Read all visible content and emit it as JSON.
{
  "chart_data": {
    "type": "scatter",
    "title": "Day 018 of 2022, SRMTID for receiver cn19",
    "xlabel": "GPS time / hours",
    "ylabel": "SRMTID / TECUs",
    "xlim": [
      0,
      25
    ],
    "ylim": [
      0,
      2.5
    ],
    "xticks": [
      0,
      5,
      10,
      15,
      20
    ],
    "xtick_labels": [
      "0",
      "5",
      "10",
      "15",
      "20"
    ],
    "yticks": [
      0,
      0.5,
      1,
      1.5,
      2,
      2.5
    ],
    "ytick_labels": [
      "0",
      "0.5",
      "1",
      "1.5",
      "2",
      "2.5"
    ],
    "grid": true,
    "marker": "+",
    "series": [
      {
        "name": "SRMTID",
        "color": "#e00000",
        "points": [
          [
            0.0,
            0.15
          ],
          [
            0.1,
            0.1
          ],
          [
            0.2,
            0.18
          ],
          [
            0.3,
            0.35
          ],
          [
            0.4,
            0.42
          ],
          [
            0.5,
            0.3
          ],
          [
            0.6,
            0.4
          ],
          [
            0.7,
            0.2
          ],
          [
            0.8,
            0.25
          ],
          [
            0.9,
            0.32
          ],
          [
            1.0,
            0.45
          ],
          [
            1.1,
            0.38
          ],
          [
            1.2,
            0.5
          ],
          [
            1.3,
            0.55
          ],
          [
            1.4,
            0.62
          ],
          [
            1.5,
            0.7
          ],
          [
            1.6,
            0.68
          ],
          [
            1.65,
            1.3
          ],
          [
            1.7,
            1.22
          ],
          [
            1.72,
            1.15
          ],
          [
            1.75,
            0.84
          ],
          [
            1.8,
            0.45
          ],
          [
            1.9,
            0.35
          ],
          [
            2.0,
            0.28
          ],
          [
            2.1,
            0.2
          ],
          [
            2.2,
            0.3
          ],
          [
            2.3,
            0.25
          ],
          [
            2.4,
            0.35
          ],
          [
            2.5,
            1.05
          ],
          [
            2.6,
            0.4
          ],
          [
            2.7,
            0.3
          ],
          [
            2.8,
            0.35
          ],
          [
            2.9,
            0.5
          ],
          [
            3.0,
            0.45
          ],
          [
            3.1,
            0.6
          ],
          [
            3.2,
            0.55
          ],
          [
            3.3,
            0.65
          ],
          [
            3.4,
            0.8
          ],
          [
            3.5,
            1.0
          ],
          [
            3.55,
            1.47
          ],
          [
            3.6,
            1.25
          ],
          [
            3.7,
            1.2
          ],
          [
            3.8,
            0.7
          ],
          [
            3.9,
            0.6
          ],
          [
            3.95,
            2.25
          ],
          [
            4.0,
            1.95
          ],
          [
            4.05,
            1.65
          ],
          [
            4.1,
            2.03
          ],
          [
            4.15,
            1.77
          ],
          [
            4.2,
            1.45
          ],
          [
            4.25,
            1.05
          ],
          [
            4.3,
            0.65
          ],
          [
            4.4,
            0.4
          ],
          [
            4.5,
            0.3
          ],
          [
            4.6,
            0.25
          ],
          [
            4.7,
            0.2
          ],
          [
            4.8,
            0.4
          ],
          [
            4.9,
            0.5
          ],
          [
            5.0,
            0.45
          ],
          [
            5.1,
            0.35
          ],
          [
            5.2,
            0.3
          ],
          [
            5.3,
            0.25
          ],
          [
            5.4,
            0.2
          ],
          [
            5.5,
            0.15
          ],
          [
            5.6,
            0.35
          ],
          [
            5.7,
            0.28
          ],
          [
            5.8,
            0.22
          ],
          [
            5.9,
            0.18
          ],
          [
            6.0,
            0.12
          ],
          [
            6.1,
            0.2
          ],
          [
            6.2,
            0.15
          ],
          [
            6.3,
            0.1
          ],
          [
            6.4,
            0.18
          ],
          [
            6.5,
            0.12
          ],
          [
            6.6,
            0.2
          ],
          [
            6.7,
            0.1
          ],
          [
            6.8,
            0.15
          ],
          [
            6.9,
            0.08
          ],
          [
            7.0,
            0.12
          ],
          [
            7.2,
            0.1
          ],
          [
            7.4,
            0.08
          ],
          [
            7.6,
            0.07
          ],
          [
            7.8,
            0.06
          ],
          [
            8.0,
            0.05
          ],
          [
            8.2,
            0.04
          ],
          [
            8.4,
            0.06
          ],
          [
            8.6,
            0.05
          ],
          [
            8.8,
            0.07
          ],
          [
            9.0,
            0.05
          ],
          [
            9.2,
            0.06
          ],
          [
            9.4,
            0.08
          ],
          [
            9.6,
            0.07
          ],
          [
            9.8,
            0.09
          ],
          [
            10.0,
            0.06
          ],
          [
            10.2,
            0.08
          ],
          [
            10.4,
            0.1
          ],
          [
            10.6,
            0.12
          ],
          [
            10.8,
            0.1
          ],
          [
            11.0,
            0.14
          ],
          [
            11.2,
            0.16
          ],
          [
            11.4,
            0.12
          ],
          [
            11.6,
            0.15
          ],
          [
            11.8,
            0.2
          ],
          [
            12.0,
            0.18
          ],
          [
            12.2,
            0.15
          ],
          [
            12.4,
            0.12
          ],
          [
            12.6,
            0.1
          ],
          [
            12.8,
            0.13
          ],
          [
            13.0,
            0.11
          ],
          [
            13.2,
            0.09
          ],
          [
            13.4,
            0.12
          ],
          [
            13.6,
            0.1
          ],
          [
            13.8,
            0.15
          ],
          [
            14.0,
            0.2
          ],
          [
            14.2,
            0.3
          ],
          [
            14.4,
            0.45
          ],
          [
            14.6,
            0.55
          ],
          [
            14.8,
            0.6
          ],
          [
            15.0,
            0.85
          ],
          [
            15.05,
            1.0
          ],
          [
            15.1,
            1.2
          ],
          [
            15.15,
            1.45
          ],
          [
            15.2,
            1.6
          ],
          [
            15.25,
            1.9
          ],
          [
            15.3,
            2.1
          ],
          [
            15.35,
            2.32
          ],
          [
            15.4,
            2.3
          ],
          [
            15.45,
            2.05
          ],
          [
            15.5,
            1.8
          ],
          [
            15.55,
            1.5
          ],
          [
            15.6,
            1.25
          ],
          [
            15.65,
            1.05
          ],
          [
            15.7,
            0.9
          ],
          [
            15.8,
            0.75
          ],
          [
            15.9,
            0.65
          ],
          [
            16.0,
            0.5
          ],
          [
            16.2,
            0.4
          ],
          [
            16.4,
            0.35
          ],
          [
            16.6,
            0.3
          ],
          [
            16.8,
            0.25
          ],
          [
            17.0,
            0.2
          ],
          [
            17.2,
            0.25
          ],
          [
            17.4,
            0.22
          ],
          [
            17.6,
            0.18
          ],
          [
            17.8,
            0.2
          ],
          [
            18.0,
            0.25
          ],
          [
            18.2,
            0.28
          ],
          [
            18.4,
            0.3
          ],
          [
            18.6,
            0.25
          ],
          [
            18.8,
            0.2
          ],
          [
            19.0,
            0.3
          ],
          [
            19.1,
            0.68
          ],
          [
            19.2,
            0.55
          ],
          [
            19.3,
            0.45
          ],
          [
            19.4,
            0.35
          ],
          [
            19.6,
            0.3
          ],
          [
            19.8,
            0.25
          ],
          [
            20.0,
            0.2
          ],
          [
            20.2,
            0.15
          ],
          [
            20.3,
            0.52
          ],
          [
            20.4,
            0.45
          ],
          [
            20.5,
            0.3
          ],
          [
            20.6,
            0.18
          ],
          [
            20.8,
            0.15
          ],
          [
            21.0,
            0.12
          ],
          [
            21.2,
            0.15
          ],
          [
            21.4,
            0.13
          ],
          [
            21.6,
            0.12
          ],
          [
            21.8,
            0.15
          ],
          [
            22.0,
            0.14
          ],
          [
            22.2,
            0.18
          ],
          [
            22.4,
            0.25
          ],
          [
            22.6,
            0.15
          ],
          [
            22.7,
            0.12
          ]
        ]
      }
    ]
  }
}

REQUIREMENTS:
Gather every line from the listing above in which "SRMTID" appears, and copy those lines.

ANSWER FOR THIS EXERCISE:
    "title": "Day 018 of 2022, SRMTID for receiver cn19",
    "ylabel": "SRMTID / TECUs",
        "name": "SRMTID",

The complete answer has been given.